Task inputs
--
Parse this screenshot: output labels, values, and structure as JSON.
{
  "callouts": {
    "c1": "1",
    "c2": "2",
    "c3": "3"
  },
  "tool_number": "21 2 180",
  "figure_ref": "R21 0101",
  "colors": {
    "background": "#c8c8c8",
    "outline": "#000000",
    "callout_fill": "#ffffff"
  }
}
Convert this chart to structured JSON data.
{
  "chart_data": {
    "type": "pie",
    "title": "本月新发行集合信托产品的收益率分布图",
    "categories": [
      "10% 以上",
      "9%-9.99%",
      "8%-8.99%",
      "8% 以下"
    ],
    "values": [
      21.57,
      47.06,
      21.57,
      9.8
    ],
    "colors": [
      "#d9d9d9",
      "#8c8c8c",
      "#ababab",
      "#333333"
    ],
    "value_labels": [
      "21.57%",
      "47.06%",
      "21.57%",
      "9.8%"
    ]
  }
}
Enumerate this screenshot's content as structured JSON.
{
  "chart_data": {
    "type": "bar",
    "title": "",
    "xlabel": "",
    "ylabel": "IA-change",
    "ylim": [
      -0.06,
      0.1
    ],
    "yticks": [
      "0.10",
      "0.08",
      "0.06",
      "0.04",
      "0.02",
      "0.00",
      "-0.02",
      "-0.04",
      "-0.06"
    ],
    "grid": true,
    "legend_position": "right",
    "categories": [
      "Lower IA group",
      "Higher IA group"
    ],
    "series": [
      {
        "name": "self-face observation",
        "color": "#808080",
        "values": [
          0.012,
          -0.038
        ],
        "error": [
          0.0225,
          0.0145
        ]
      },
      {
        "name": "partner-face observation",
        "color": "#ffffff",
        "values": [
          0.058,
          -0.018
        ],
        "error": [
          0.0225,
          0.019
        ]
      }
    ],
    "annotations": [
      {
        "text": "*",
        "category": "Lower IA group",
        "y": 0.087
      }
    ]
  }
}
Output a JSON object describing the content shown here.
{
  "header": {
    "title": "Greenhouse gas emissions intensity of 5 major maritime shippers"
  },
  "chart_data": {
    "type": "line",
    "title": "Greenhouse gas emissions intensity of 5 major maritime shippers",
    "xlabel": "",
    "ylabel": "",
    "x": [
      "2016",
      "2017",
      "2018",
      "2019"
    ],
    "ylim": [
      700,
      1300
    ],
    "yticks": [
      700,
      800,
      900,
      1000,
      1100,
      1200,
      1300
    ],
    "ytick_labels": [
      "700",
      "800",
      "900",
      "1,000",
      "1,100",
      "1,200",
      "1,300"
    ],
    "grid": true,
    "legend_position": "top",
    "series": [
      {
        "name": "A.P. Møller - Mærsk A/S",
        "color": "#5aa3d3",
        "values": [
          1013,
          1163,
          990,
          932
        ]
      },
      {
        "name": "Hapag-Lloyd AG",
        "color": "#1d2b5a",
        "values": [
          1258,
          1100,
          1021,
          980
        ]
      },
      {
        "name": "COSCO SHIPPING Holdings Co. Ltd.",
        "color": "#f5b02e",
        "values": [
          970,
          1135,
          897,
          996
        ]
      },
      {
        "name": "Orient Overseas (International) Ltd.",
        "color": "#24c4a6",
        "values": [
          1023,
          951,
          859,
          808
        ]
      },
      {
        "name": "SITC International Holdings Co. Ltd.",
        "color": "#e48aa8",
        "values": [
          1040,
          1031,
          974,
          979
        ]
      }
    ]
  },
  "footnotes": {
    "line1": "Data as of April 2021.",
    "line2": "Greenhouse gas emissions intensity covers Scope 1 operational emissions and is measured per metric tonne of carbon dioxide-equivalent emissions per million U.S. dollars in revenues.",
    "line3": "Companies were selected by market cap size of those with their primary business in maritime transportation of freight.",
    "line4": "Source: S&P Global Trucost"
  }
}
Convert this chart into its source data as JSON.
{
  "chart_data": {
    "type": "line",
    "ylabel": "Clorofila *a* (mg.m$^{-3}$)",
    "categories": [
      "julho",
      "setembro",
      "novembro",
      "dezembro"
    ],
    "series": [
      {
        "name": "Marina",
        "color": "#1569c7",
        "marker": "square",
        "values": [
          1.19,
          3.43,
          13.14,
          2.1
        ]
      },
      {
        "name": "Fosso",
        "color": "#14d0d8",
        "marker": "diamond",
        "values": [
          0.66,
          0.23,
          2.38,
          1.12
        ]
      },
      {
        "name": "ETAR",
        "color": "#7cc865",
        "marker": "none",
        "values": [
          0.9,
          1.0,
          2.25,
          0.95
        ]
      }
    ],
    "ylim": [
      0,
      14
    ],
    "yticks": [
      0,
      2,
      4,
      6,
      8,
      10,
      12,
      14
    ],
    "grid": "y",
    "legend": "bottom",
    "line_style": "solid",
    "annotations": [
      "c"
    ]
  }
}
--
Description of the task
Going through the entries above, tally each line that has the word "group". Answer with the number only.

Reply to the task
3